══ Exercise material ══

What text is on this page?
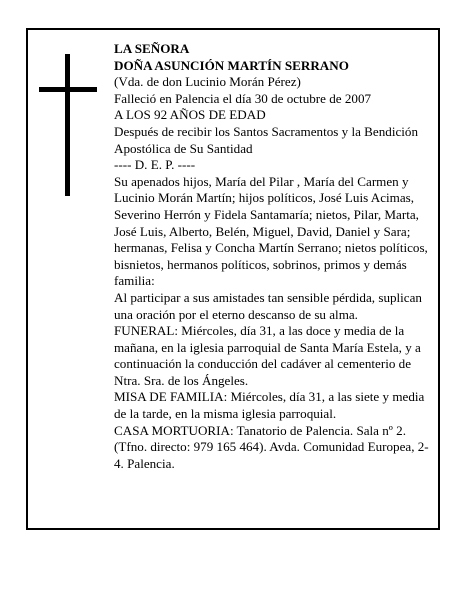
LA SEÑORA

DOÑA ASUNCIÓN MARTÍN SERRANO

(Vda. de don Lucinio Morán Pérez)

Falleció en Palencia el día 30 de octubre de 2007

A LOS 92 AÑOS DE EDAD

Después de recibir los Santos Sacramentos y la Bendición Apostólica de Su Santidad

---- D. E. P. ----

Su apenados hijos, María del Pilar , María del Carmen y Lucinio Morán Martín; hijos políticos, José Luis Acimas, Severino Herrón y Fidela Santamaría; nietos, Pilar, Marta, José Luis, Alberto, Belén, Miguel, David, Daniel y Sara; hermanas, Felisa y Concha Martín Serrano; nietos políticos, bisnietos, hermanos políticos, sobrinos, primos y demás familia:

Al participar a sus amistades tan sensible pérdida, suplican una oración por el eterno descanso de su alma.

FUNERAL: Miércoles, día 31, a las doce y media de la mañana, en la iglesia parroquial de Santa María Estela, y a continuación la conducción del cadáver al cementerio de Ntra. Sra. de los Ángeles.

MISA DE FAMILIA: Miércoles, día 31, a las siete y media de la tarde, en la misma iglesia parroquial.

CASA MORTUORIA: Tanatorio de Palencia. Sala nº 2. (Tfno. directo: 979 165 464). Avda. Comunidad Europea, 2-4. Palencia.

═══
══ Exercise material ══

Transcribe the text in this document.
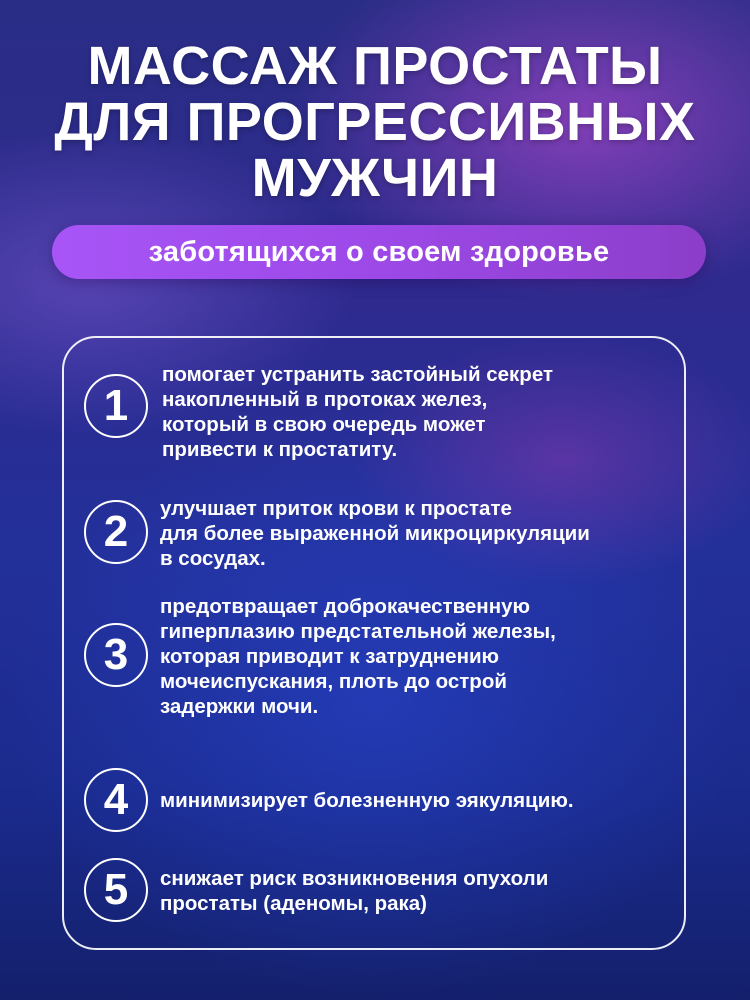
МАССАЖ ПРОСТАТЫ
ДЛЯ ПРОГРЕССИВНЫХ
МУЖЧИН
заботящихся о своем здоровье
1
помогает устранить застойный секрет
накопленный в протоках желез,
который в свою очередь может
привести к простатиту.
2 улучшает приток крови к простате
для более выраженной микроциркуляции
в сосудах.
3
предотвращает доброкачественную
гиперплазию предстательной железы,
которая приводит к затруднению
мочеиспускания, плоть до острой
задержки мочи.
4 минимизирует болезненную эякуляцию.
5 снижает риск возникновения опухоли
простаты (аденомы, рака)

═══

Only a number is wanted: how many lines of the material include the word "text".

2